* Begin EXERCISE INPUT *

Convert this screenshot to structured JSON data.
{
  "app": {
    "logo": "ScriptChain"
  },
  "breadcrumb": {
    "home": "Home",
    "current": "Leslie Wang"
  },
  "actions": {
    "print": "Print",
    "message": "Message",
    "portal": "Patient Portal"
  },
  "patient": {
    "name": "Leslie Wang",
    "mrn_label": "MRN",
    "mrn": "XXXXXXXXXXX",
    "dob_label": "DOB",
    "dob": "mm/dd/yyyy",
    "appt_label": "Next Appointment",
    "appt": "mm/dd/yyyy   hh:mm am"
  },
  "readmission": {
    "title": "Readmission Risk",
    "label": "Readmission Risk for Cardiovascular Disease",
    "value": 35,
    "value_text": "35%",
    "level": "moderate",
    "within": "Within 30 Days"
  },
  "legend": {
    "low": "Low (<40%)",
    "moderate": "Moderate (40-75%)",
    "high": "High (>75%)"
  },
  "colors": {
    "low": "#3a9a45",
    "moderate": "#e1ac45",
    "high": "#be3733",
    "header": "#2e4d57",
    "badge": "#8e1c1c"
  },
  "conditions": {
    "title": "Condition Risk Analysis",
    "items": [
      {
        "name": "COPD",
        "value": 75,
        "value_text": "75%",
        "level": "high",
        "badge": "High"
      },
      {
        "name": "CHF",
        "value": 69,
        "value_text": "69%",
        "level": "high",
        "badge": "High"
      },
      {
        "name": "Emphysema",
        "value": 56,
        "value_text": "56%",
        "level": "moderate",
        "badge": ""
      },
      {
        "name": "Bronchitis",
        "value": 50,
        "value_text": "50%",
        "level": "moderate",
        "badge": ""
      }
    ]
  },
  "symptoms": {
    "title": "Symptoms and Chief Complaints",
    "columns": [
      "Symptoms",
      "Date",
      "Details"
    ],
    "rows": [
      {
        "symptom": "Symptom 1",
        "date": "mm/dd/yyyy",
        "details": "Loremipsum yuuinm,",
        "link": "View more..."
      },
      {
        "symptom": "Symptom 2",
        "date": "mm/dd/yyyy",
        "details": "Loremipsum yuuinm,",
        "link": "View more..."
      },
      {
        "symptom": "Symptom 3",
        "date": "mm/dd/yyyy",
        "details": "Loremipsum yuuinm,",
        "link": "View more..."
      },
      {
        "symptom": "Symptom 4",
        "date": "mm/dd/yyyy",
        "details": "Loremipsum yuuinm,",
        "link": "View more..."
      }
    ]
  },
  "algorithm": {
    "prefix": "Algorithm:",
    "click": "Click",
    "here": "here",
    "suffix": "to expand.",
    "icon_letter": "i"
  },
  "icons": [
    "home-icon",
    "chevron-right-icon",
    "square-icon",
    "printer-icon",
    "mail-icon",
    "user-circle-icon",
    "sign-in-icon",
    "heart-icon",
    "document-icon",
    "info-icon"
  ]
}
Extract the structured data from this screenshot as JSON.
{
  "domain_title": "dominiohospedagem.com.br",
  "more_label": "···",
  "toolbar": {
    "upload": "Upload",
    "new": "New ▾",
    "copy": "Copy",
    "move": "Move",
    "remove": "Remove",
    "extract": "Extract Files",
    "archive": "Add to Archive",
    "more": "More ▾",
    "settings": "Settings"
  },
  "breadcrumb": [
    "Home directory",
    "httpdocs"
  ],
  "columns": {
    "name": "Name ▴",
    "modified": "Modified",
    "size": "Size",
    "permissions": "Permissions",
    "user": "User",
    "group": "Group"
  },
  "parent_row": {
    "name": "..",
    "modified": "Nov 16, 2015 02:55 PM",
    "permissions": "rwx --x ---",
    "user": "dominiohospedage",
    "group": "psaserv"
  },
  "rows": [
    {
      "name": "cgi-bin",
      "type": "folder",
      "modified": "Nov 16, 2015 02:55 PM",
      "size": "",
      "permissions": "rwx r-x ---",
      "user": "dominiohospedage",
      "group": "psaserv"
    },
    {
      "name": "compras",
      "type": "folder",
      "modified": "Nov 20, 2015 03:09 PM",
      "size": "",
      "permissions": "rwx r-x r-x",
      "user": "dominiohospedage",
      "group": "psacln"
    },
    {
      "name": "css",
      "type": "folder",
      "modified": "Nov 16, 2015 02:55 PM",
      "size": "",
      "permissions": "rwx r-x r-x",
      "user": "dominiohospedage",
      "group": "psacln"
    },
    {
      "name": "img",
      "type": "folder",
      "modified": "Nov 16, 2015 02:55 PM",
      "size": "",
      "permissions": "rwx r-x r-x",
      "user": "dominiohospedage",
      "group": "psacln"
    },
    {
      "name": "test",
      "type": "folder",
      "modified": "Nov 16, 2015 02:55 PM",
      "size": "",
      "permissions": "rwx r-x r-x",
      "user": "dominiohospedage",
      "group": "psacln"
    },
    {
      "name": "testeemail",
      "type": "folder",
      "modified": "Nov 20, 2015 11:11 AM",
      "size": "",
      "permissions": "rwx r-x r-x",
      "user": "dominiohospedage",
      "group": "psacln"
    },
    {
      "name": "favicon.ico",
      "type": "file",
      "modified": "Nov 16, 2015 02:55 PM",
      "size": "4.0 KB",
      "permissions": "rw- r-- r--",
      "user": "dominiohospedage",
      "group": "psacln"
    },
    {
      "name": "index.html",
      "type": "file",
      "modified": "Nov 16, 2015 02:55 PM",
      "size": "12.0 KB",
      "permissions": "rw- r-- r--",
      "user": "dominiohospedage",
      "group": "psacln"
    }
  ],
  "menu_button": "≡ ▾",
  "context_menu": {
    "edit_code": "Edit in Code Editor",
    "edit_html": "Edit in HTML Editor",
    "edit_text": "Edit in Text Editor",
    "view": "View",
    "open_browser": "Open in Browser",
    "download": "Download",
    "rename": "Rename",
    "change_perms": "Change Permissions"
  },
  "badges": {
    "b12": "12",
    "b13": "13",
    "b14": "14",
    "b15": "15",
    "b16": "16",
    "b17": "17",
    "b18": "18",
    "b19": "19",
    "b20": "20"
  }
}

* End EXERCISE INPUT *

- [TO BE DONE]:
Identify and extract each line of the listing that contains "data".

- [RIGHT ANSWER]:
Convert this screenshot to structured JSON data.
Extract the structured data from this screenshot as JSON.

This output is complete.